Work to do:
Answer from the text on Barrish's film Sanctity of Marriage:
(a) How many years before this film did Barrish abandon filmmaking?
(b) Which actress voiced Barrish's script?
(c) What animal voices the film's musings on human relationships?

Source extract:
______________________________

Barrish's figure sculptures clearly hew to modernist thinking (African sculpture, Picasso's assemblages) in their radical simplifications and reconstruction of reality, yet they resist dogmatic interpretations as pure form bereft of narrative; the figures delight the viewer with their implied stories. With his new film, Sanctity of Marriage (see above), Barrish resumes the filmmaking he abandoned 20 years ago, using characters from his sculptural repertory company instead of live actors, to express his impatience with the hypocritical, absurd arguments of the defenders of traditional marriage.

Barrish: "I haven't heard one good argument why gays can't get married, not one!"

Shot by the acclaimed cinematographer Hiro Narita, with Barrish's script voiced by actress Debi Durst, and set to music by Henry Salvia, the six-minute film is both entertaining and provocative. Its low-key, viewer-friendly appeal to red-state hearts and minds flies in the face on contemporary art practice -- i.e., preaching to the hipster art choir by invoking the conventional impieties.

Sanctity of Marriage, however, with its common sense and subtle persuasiveness (albeit voiced by a cat, musing on human relationships and some human's worries over canine-feline miscegenation), may have an effect beyond the art world's charmed circles.

______________________________

Data provided:
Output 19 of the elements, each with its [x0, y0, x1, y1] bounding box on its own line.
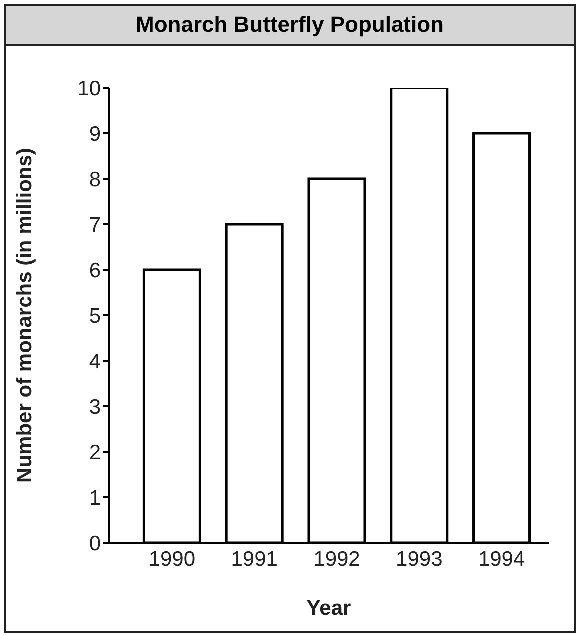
x-tick-label: 1991: [231, 548, 278, 571]
y-tick-label: 3: [89, 396, 101, 419]
x-tick-label: 1993: [396, 548, 443, 571]
y-tick-label: 5: [89, 304, 101, 328]
y-tick-label: 6: [89, 259, 101, 282]
y-tick-label: 4: [89, 350, 102, 374]
chart-title: Monarch Butterfly Population: [6, 6, 574, 46]
y-tick-label: 2: [89, 441, 101, 464]
x-tick-label: 1994: [478, 548, 526, 571]
x-tick-label: 1992: [314, 548, 360, 571]
y-tick-label: 9: [89, 122, 101, 146]
y-tick-label: 1: [89, 486, 101, 510]
y-tick-label: 8: [89, 168, 101, 192]
y-tick-label: 7: [89, 214, 101, 237]
y-tick-label: 10: [78, 77, 101, 100]
y-tick-label: 0: [89, 532, 101, 556]
x-axis-title: Year: [306, 597, 352, 620]
x-tick-label: 1990: [148, 548, 196, 571]
y-axis-title: Number of monarchs (in millions): [13, 148, 36, 483]
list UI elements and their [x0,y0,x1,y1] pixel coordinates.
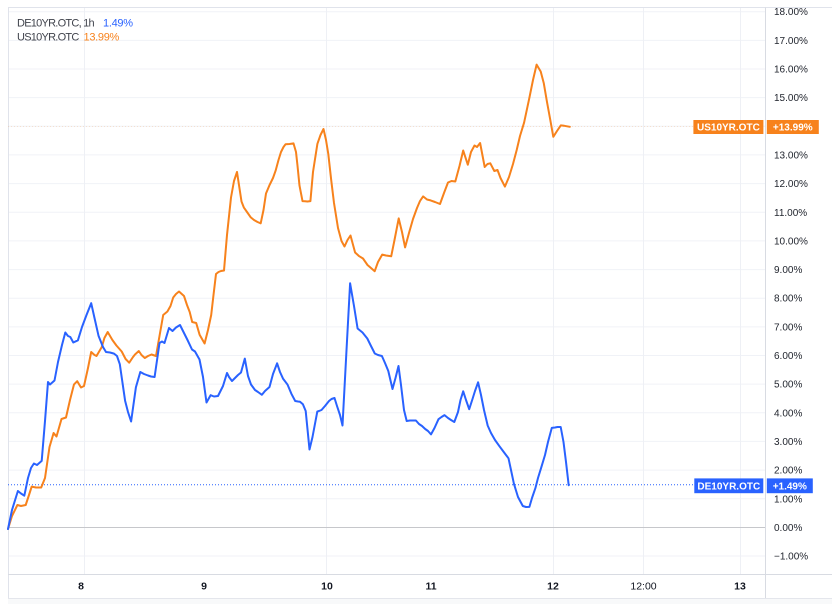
svg-text:18.00%: 18.00% [774,7,808,18]
svg-text:13.00%: 13.00% [774,150,808,161]
svg-text:12: 12 [547,581,559,593]
svg-text:5.00%: 5.00% [774,380,802,391]
svg-text:10.00%: 10.00% [774,236,808,247]
svg-text:11: 11 [425,581,436,593]
svg-text:US10YR.OTC: US10YR.OTC [697,123,760,134]
svg-text:US10YR.OTC: US10YR.OTC [17,32,79,44]
svg-text:DE10YR.OTC: DE10YR.OTC [697,481,760,492]
svg-text:7.00%: 7.00% [774,322,802,333]
svg-text:3.00%: 3.00% [774,437,802,448]
svg-text:+13.99%: +13.99% [773,123,813,134]
svg-text:−1.00%: −1.00% [774,552,808,563]
svg-text:12:00: 12:00 [630,581,656,593]
svg-text:2.00%: 2.00% [774,466,802,477]
svg-text:17.00%: 17.00% [774,36,808,47]
svg-text:1.00%: 1.00% [774,494,802,505]
svg-text:13: 13 [734,581,746,593]
svg-text:9.00%: 9.00% [774,265,802,276]
svg-text:DE10YR.OTC, 1h: DE10YR.OTC, 1h [17,18,95,30]
svg-text:16.00%: 16.00% [774,65,808,76]
svg-text:0.00%: 0.00% [774,523,802,534]
svg-text:1.49%: 1.49% [103,18,133,30]
svg-text:13.99%: 13.99% [84,32,120,44]
svg-text:12.00%: 12.00% [774,179,808,190]
svg-text:9: 9 [201,581,207,593]
svg-text:8: 8 [78,581,84,593]
svg-text:15.00%: 15.00% [774,93,808,104]
svg-text:11.00%: 11.00% [774,208,807,219]
svg-text:+1.49%: +1.49% [773,481,807,492]
svg-text:10: 10 [321,581,333,593]
svg-text:8.00%: 8.00% [774,294,802,305]
svg-text:6.00%: 6.00% [774,351,802,362]
svg-text:4.00%: 4.00% [774,408,802,419]
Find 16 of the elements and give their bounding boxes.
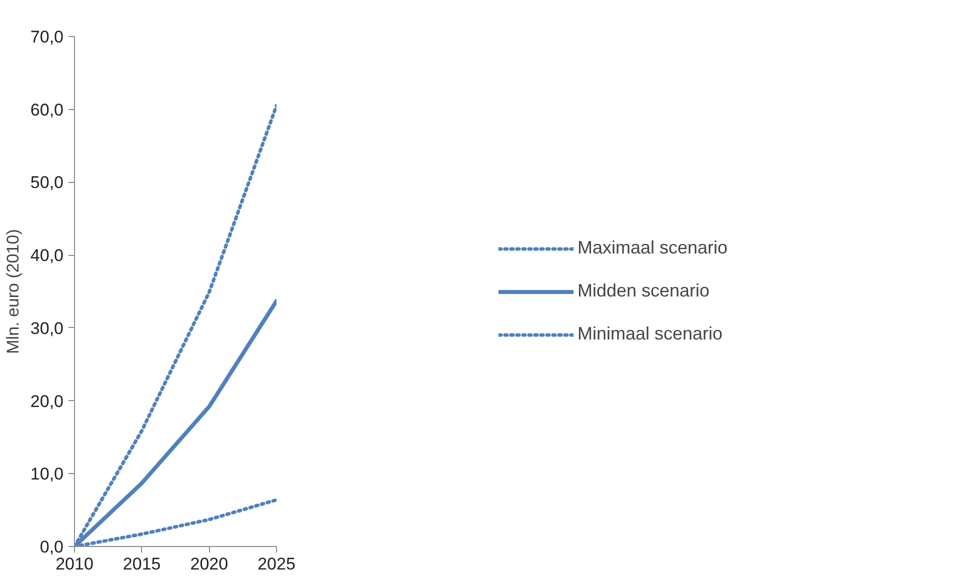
y-tick-label: 40,0 [30, 246, 64, 266]
y-tick-label: 0,0 [40, 538, 64, 556]
legend-label: Midden scenario [577, 280, 710, 302]
y-tick-label: 10,0 [30, 464, 64, 484]
x-tick-label: 2020 [190, 554, 228, 574]
legend-label: Maximaal scenario [577, 238, 728, 258]
y-tick-label: 20,0 [30, 392, 64, 411]
legend-label: Minimaal scenario [577, 324, 723, 344]
x-tick-label: 2010 [56, 554, 94, 574]
y-tick-label: 60,0 [30, 100, 64, 120]
x-tick-label: 2015 [122, 554, 161, 574]
y-tick-label: 70,0 [30, 28, 64, 46]
y-tick-label: 50,0 [30, 173, 64, 192]
x-tick-label: 2025 [258, 554, 296, 574]
y-axis-title: Mln. euro (2010) [3, 229, 22, 354]
y-tick-label: 30,0 [30, 318, 64, 338]
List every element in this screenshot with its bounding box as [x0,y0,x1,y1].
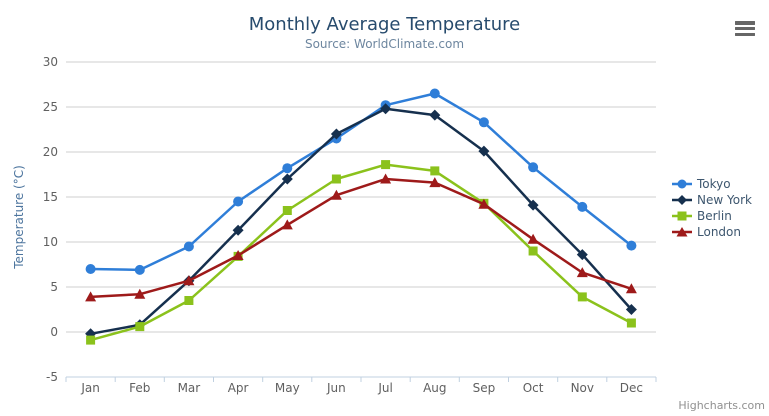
credits-link[interactable]: Highcharts.com [678,399,765,412]
y-axis-label: -5 [46,370,58,384]
y-axis-label: 25 [43,100,58,114]
data-point-marker[interactable] [380,103,392,115]
legend-marker-diamond-icon [672,195,692,205]
data-point-marker[interactable] [625,304,637,315]
data-point-marker[interactable] [135,322,145,332]
data-point-marker[interactable] [478,198,490,209]
x-axis-label: Mar [178,381,201,395]
data-point-marker[interactable] [626,318,636,328]
series-line-tokyo [89,92,633,272]
data-point-marker[interactable] [281,173,293,185]
data-point-marker[interactable] [85,291,97,302]
data-point-marker[interactable] [233,196,244,207]
hamburger-icon [735,32,755,36]
data-point-marker[interactable] [528,162,539,173]
data-point-marker[interactable] [576,249,588,261]
legend: Tokyo New York Berlin London [672,176,752,240]
legend-item-berlin[interactable]: Berlin [672,208,752,224]
y-axis-label: 20 [43,145,58,159]
x-axis-label: Oct [523,381,544,395]
data-point-marker[interactable] [527,199,539,211]
series-line-london [89,177,633,299]
data-point-marker[interactable] [380,173,392,184]
hamburger-icon [735,26,755,31]
legend-item-london[interactable]: London [672,224,752,240]
data-point-marker[interactable] [281,219,293,230]
y-axis-label: 30 [43,55,58,69]
x-axis-label: Jul [377,381,392,395]
x-axis-label: Jun [326,381,346,395]
data-point-marker[interactable] [183,241,194,252]
data-point-marker[interactable] [184,296,194,305]
data-point-marker[interactable] [86,335,96,345]
hamburger-icon [735,21,755,25]
x-axis-label: Apr [228,381,249,395]
data-point-marker[interactable] [282,206,292,215]
data-point-marker[interactable] [134,288,146,299]
x-axis-label: Dec [620,381,643,395]
y-axis-label: 10 [43,235,58,249]
y-axis-label: 15 [43,190,58,204]
data-point-marker[interactable] [183,275,195,286]
data-point-marker[interactable] [232,250,244,260]
legend-item-label: New York [697,193,752,207]
legend-marker-square-icon [672,211,692,221]
data-point-marker[interactable] [577,292,587,302]
data-point-marker[interactable] [282,163,293,174]
data-point-marker[interactable] [232,224,244,236]
data-point-marker[interactable] [576,267,588,278]
x-axis-label: Jan [80,381,100,395]
legend-marker-triangle-icon [672,227,692,237]
x-axis-label: Feb [129,381,150,395]
y-axis-label: 0 [50,325,58,339]
x-axis-label: May [275,381,300,395]
chart-subtitle: Source: WorldClimate.com [304,37,465,51]
legend-item-label: London [697,225,741,239]
legend-item-new-york[interactable]: New York [672,192,752,208]
series-line-berlin [89,163,633,342]
y-axis-label: 5 [50,280,58,294]
data-point-marker[interactable] [429,109,441,121]
x-axis-label: Nov [571,381,594,395]
data-point-marker[interactable] [527,233,539,244]
data-point-marker[interactable] [134,264,145,275]
legend-item-label: Berlin [697,209,732,223]
x-axis-label: Sep [473,381,496,395]
data-point-marker[interactable] [330,189,342,200]
data-point-marker[interactable] [626,240,637,251]
data-point-marker[interactable] [331,174,341,184]
legend-marker-circle-icon [672,179,692,189]
chart-title: Monthly Average Temperature [248,14,521,35]
data-point-marker[interactable] [625,283,637,294]
data-point-marker[interactable] [381,160,391,170]
data-point-marker[interactable] [430,166,440,176]
legend-item-tokyo[interactable]: Tokyo [672,176,752,192]
data-point-marker[interactable] [478,145,490,157]
export-menu-button[interactable] [735,21,755,36]
data-point-marker[interactable] [85,264,96,274]
data-point-marker[interactable] [478,117,489,128]
data-point-marker[interactable] [577,201,588,212]
legend-item-label: Tokyo [697,177,731,191]
data-point-marker[interactable] [429,177,441,188]
data-point-marker[interactable] [429,88,440,99]
data-point-marker[interactable] [528,246,538,256]
series-line-new-york [89,107,633,336]
x-axis-label: Aug [423,381,446,395]
data-point-marker[interactable] [330,128,342,140]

______________________________

Task response:
(a) 20 years
(b) Debi Durst
(c) A cat